Given exercise
Exactly reproduce the entries, dropping any pictures from your copy.

Records for this task

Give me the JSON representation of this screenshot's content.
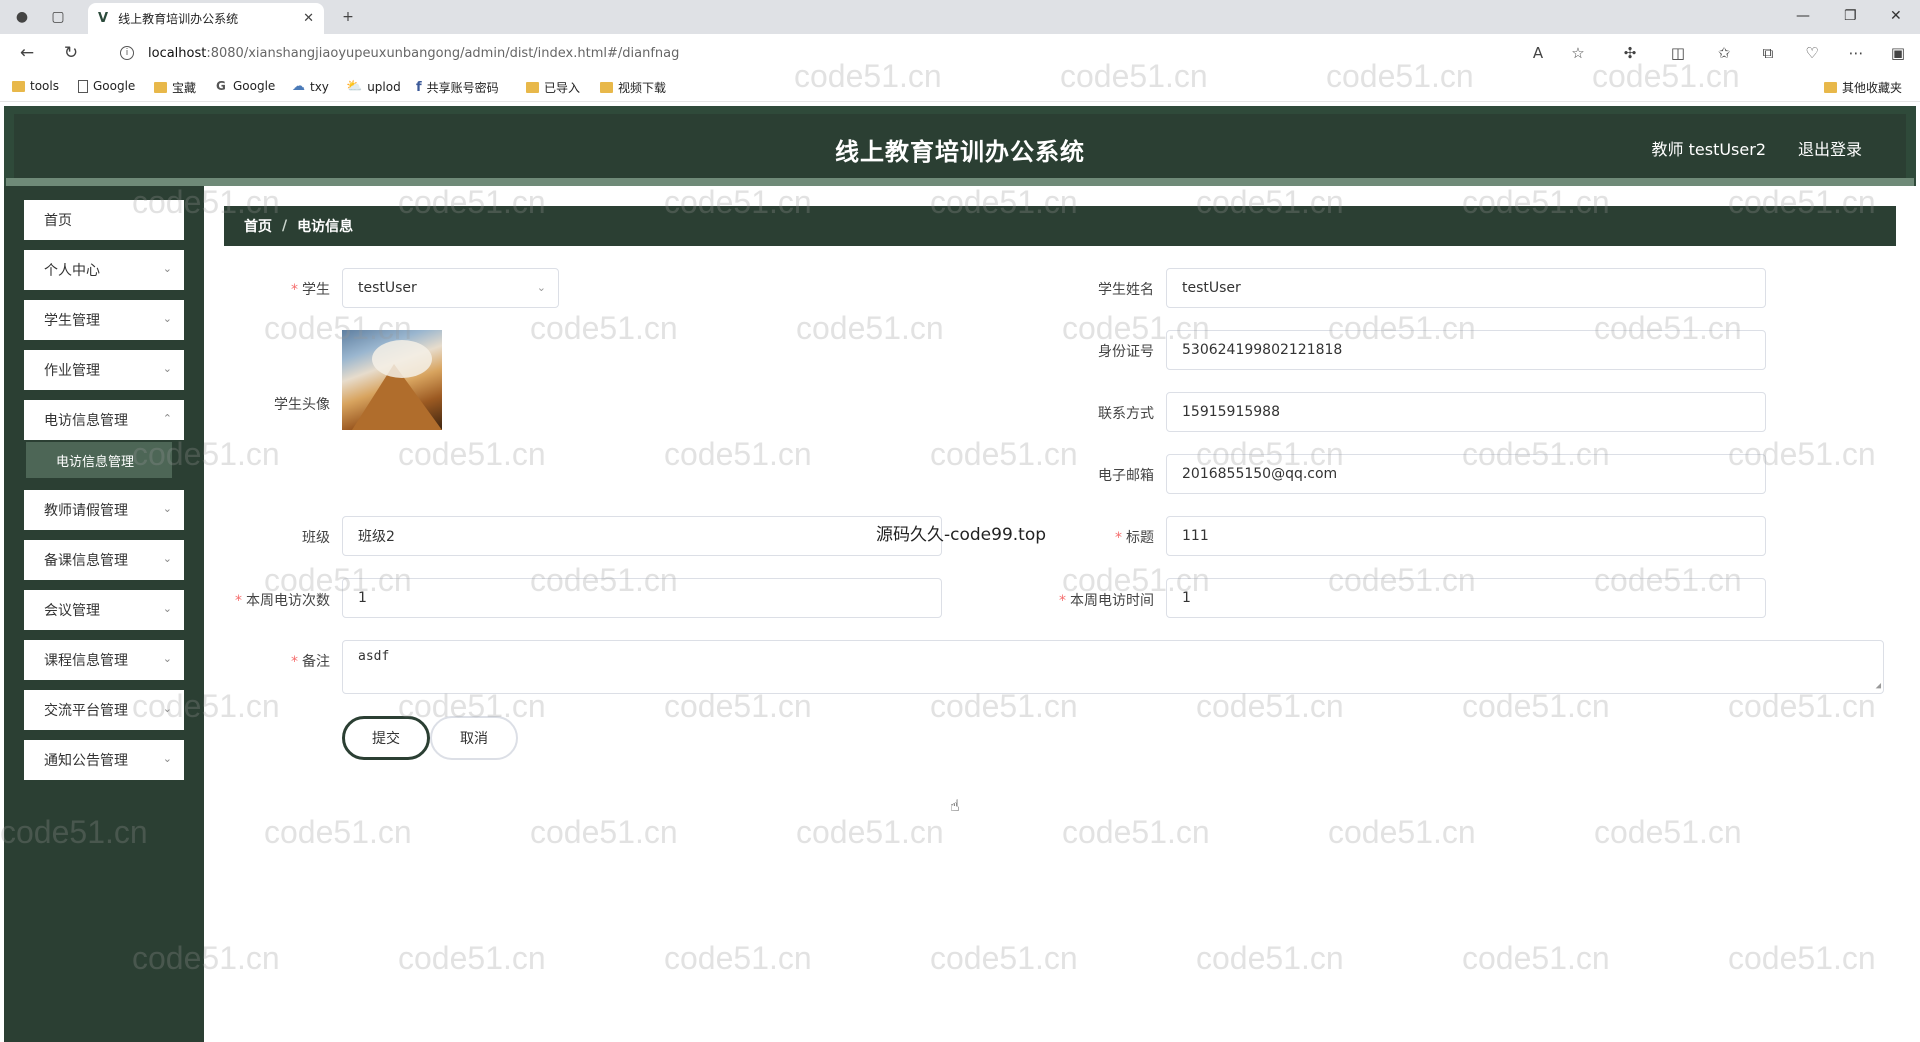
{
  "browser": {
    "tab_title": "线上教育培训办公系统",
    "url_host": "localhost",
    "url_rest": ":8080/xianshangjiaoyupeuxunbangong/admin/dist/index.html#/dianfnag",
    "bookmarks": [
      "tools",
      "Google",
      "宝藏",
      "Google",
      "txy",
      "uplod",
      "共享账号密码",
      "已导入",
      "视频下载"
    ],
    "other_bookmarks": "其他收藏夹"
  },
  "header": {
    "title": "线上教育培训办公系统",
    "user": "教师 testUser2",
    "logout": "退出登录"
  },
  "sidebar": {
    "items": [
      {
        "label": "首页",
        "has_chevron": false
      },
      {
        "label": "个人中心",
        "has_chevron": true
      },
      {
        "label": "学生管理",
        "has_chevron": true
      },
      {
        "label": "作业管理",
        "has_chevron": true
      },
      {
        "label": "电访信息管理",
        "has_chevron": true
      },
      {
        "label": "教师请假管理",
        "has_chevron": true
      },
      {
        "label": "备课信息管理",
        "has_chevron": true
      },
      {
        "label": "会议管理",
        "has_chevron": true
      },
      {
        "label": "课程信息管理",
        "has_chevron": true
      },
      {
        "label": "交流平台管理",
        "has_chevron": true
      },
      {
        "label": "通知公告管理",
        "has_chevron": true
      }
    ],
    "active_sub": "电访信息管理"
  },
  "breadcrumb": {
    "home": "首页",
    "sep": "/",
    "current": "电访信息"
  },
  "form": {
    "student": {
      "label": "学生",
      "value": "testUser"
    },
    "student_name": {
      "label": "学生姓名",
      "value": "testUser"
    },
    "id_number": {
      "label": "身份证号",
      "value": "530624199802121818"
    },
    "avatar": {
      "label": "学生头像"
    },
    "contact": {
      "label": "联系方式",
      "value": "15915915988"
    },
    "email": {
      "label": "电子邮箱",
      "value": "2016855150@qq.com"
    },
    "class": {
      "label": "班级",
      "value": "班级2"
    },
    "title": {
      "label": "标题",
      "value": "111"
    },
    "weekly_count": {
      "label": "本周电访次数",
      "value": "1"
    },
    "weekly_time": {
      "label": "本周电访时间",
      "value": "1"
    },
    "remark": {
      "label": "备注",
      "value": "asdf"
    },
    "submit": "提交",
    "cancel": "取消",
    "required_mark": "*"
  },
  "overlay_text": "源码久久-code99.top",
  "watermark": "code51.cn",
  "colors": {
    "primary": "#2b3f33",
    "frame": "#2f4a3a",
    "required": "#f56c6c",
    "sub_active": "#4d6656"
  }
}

Problem solution
Give me the JSON representation of this screenshot's content.
{
  "browser": {
    "tab_title": "线上教育培训办公系统",
    "url_host": "localhost",
    "url_rest": ":8080/xianshangjiaoyupeuxunbangong/admin/dist/index.html#/dianfnag",
    "bookmarks": [
      "tools",
      "Google",
      "宝藏",
      "Google",
      "txy",
      "uplod",
      "共享账号密码",
      "已导入",
      "视频下载"
    ],
    "other_bookmarks": "其他收藏夹"
  },
  "header": {
    "title": "线上教育培训办公系统",
    "user": "教师 testUser2",
    "logout": "退出登录"
  },
  "sidebar": {
    "items": [
      {
        "label": "首页",
        "has_chevron": false
      },
      {
        "label": "个人中心",
        "has_chevron": true
      },
      {
        "label": "学生管理",
        "has_chevron": true
      },
      {
        "label": "作业管理",
        "has_chevron": true
      },
      {
        "label": "电访信息管理",
        "has_chevron": true
      },
      {
        "label": "教师请假管理",
        "has_chevron": true
      },
      {
        "label": "备课信息管理",
        "has_chevron": true
      },
      {
        "label": "会议管理",
        "has_chevron": true
      },
      {
        "label": "课程信息管理",
        "has_chevron": true
      },
      {
        "label": "交流平台管理",
        "has_chevron": true
      },
      {
        "label": "通知公告管理",
        "has_chevron": true
      }
    ],
    "active_sub": "电访信息管理"
  },
  "breadcrumb": {
    "home": "首页",
    "sep": "/",
    "current": "电访信息"
  },
  "form": {
    "student": {
      "label": "学生",
      "value": "testUser"
    },
    "student_name": {
      "label": "学生姓名",
      "value": "testUser"
    },
    "id_number": {
      "label": "身份证号",
      "value": "530624199802121818"
    },
    "avatar": {
      "label": "学生头像"
    },
    "contact": {
      "label": "联系方式",
      "value": "15915915988"
    },
    "email": {
      "label": "电子邮箱",
      "value": "2016855150@qq.com"
    },
    "class": {
      "label": "班级",
      "value": "班级2"
    },
    "title": {
      "label": "标题",
      "value": "111"
    },
    "weekly_count": {
      "label": "本周电访次数",
      "value": "1"
    },
    "weekly_time": {
      "label": "本周电访时间",
      "value": "1"
    },
    "remark": {
      "label": "备注",
      "value": "asdf"
    },
    "submit": "提交",
    "cancel": "取消",
    "required_mark": "*"
  },
  "overlay_text": "源码久久-code99.top",
  "watermark": "code51.cn",
  "colors": {
    "primary": "#2b3f33",
    "frame": "#2f4a3a",
    "required": "#f56c6c",
    "sub_active": "#4d6656"
  }
}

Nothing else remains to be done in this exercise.